Reproduce all the entries exactly.

--- start of Provided records ---

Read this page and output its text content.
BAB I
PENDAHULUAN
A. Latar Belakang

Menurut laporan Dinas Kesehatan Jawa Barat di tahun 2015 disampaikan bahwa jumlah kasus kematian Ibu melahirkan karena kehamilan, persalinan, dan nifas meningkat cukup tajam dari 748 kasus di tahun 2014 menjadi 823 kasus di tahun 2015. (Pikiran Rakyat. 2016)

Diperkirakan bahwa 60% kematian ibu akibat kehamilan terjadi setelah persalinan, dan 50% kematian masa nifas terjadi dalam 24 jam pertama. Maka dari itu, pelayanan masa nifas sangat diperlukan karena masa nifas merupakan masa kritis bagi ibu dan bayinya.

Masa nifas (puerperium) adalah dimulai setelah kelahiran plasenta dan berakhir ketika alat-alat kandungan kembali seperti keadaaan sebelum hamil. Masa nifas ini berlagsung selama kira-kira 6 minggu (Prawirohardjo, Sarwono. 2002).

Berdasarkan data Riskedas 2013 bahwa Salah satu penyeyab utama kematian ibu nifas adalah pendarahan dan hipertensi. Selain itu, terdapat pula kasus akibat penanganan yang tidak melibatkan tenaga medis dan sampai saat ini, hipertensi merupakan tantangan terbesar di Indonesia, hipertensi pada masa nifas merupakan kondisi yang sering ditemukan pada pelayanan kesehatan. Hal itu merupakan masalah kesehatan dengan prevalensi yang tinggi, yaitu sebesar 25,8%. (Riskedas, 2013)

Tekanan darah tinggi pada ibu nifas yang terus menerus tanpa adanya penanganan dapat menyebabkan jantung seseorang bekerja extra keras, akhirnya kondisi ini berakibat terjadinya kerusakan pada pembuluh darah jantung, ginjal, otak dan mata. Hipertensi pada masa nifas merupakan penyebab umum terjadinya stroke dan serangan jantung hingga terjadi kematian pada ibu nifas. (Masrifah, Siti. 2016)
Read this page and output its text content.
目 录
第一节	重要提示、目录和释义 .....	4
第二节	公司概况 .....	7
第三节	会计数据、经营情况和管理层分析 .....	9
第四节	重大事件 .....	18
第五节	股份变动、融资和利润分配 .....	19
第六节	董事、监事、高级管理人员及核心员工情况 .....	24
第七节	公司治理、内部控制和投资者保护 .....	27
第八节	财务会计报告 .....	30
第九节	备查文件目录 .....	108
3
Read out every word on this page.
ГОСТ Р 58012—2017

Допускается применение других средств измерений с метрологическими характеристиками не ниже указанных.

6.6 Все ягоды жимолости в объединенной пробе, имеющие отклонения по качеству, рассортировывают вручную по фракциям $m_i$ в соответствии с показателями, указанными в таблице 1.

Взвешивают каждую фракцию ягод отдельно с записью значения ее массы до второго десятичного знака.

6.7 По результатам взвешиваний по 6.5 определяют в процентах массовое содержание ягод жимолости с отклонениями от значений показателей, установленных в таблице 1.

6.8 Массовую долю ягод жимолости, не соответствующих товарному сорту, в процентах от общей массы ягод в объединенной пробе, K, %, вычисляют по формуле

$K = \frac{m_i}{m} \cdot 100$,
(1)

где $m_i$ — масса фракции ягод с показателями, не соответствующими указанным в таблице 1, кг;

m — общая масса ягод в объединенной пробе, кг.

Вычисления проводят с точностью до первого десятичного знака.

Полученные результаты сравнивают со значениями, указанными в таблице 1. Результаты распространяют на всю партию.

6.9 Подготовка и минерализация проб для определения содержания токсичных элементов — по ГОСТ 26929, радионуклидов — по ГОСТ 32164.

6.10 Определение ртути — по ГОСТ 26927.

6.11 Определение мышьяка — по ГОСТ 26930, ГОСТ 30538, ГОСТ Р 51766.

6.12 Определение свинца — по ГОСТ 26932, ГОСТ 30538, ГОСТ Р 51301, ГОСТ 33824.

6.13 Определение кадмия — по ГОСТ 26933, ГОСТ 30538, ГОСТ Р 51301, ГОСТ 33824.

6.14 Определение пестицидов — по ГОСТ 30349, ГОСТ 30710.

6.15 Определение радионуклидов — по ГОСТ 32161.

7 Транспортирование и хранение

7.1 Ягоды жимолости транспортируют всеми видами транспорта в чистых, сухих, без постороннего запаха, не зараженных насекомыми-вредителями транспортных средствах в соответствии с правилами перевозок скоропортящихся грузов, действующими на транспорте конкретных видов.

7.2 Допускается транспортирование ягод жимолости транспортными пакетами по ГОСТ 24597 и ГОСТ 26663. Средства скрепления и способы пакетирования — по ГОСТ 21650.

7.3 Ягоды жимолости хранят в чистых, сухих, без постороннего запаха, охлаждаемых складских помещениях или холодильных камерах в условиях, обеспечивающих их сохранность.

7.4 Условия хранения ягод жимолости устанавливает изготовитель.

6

--- end of Provided records ---

Exercise answer:
Read this page and output its text content.
BAB I
PENDAHULUAN
A. Latar Belakang

Menurut laporan Dinas Kesehatan Jawa Barat di tahun 2015 disampaikan bahwa jumlah kasus kematian Ibu melahirkan karena kehamilan, persalinan, dan nifas meningkat cukup tajam dari 748 kasus di tahun 2014 menjadi 823 kasus di tahun 2015. (Pikiran Rakyat. 2016)

Diperkirakan bahwa 60% kematian ibu akibat kehamilan terjadi setelah persalinan, dan 50% kematian masa nifas terjadi dalam 24 jam pertama. Maka dari itu, pelayanan masa nifas sangat diperlukan karena masa nifas merupakan masa kritis bagi ibu dan bayinya.

Masa nifas (puerperium) adalah dimulai setelah kelahiran plasenta dan berakhir ketika alat-alat kandungan kembali seperti keadaaan sebelum hamil. Masa nifas ini berlagsung selama kira-kira 6 minggu (Prawirohardjo, Sarwono. 2002).

Berdasarkan data Riskedas 2013 bahwa Salah satu penyeyab utama kematian ibu nifas adalah pendarahan dan hipertensi. Selain itu, terdapat pula kasus akibat penanganan yang tidak melibatkan tenaga medis dan sampai saat ini, hipertensi merupakan tantangan terbesar di Indonesia, hipertensi pada masa nifas merupakan kondisi yang sering ditemukan pada pelayanan kesehatan. Hal itu merupakan masalah kesehatan dengan prevalensi yang tinggi, yaitu sebesar 25,8%. (Riskedas, 2013)

Tekanan darah tinggi pada ibu nifas yang terus menerus tanpa adanya penanganan dapat menyebabkan jantung seseorang bekerja extra keras, akhirnya kondisi ini berakibat terjadinya kerusakan pada pembuluh darah jantung, ginjal, otak dan mata. Hipertensi pada masa nifas merupakan penyebab umum terjadinya stroke dan serangan jantung hingga terjadi kematian pada ibu nifas. (Masrifah, Siti. 2016)
Read this page and output its text content.
目 录
第一节	重要提示、目录和释义 .....	4
第二节	公司概况 .....	7
第三节	会计数据、经营情况和管理层分析 .....	9
第四节	重大事件 .....	18
第五节	股份变动、融资和利润分配 .....	19
第六节	董事、监事、高级管理人员及核心员工情况 .....	24
第七节	公司治理、内部控制和投资者保护 .....	27
第八节	财务会计报告 .....	30
第九节	备查文件目录 .....	108
3
Read out every word on this page.
ГОСТ Р 58012—2017

Допускается применение других средств измерений с метрологическими характеристиками не ниже указанных.

6.6 Все ягоды жимолости в объединенной пробе, имеющие отклонения по качеству, рассортировывают вручную по фракциям $m_i$ в соответствии с показателями, указанными в таблице 1.

Взвешивают каждую фракцию ягод отдельно с записью значения ее массы до второго десятичного знака.

6.7 По результатам взвешиваний по 6.5 определяют в процентах массовое содержание ягод жимолости с отклонениями от значений показателей, установленных в таблице 1.

6.8 Массовую долю ягод жимолости, не соответствующих товарному сорту, в процентах от общей массы ягод в объединенной пробе, K, %, вычисляют по формуле

$K = \frac{m_i}{m} \cdot 100$,
(1)

где $m_i$ — масса фракции ягод с показателями, не соответствующими указанным в таблице 1, кг;

m — общая масса ягод в объединенной пробе, кг.

Вычисления проводят с точностью до первого десятичного знака.

Полученные результаты сравнивают со значениями, указанными в таблице 1. Результаты распространяют на всю партию.

6.9 Подготовка и минерализация проб для определения содержания токсичных элементов — по ГОСТ 26929, радионуклидов — по ГОСТ 32164.

6.10 Определение ртути — по ГОСТ 26927.

6.11 Определение мышьяка — по ГОСТ 26930, ГОСТ 30538, ГОСТ Р 51766.

6.12 Определение свинца — по ГОСТ 26932, ГОСТ 30538, ГОСТ Р 51301, ГОСТ 33824.

6.13 Определение кадмия — по ГОСТ 26933, ГОСТ 30538, ГОСТ Р 51301, ГОСТ 33824.

6.14 Определение пестицидов — по ГОСТ 30349, ГОСТ 30710.

6.15 Определение радионуклидов — по ГОСТ 32161.

7 Транспортирование и хранение

7.1 Ягоды жимолости транспортируют всеми видами транспорта в чистых, сухих, без постороннего запаха, не зараженных насекомыми-вредителями транспортных средствах в соответствии с правилами перевозок скоропортящихся грузов, действующими на транспорте конкретных видов.

7.2 Допускается транспортирование ягод жимолости транспортными пакетами по ГОСТ 24597 и ГОСТ 26663. Средства скрепления и способы пакетирования — по ГОСТ 21650.

7.3 Ягоды жимолости хранят в чистых, сухих, без постороннего запаха, охлаждаемых складских помещениях или холодильных камерах в условиях, обеспечивающих их сохранность.

7.4 Условия хранения ягод жимолости устанавливает изготовитель.

6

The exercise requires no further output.